_Task brief_: Will you give the material below again, every line exactly as it is?

_Material for this task_:
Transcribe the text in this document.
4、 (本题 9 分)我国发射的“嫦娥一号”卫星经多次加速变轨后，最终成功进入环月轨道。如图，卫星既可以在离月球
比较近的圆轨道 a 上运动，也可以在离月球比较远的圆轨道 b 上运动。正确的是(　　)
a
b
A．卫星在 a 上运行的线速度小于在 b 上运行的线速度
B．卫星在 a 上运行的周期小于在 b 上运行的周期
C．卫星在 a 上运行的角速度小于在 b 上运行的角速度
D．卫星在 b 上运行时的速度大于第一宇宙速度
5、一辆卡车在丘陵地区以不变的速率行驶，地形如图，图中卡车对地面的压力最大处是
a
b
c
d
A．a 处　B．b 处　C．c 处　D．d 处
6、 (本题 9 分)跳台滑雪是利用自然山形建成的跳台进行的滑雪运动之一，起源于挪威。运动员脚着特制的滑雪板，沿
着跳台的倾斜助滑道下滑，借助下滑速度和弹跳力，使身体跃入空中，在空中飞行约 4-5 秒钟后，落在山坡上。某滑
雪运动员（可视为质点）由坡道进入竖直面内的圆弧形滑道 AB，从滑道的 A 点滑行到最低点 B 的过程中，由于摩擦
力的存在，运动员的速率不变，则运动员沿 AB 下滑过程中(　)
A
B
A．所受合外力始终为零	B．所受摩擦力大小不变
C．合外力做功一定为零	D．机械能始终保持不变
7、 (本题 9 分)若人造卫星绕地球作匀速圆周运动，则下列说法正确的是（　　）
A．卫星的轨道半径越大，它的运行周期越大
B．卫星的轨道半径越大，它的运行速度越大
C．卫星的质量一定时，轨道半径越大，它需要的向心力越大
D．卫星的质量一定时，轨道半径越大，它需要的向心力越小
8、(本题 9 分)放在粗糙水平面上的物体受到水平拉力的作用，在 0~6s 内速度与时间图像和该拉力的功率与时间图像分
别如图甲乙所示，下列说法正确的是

_Reply to the exercise_:
Transcribe the text in this document.
4、 (本题 9 分)我国发射的“嫦娥一号”卫星经多次加速变轨后，最终成功进入环月轨道。如图，卫星既可以在离月球
比较近的圆轨道 a 上运动，也可以在离月球比较远的圆轨道 b 上运动。正确的是(　　)
a
b
A．卫星在 a 上运行的线速度小于在 b 上运行的线速度
B．卫星在 a 上运行的周期小于在 b 上运行的周期
C．卫星在 a 上运行的角速度小于在 b 上运行的角速度
D．卫星在 b 上运行时的速度大于第一宇宙速度
5、一辆卡车在丘陵地区以不变的速率行驶，地形如图，图中卡车对地面的压力最大处是
a
b
c
d
A．a 处　B．b 处　C．c 处　D．d 处
6、 (本题 9 分)跳台滑雪是利用自然山形建成的跳台进行的滑雪运动之一，起源于挪威。运动员脚着特制的滑雪板，沿
着跳台的倾斜助滑道下滑，借助下滑速度和弹跳力，使身体跃入空中，在空中飞行约 4-5 秒钟后，落在山坡上。某滑
雪运动员（可视为质点）由坡道进入竖直面内的圆弧形滑道 AB，从滑道的 A 点滑行到最低点 B 的过程中，由于摩擦
力的存在，运动员的速率不变，则运动员沿 AB 下滑过程中(　)
A
B
A．所受合外力始终为零	B．所受摩擦力大小不变
C．合外力做功一定为零	D．机械能始终保持不变
7、 (本题 9 分)若人造卫星绕地球作匀速圆周运动，则下列说法正确的是（　　）
A．卫星的轨道半径越大，它的运行周期越大
B．卫星的轨道半径越大，它的运行速度越大
C．卫星的质量一定时，轨道半径越大，它需要的向心力越大
D．卫星的质量一定时，轨道半径越大，它需要的向心力越小
8、(本题 9 分)放在粗糙水平面上的物体受到水平拉力的作用，在 0~6s 内速度与时间图像和该拉力的功率与时间图像分
别如图甲乙所示，下列说法正确的是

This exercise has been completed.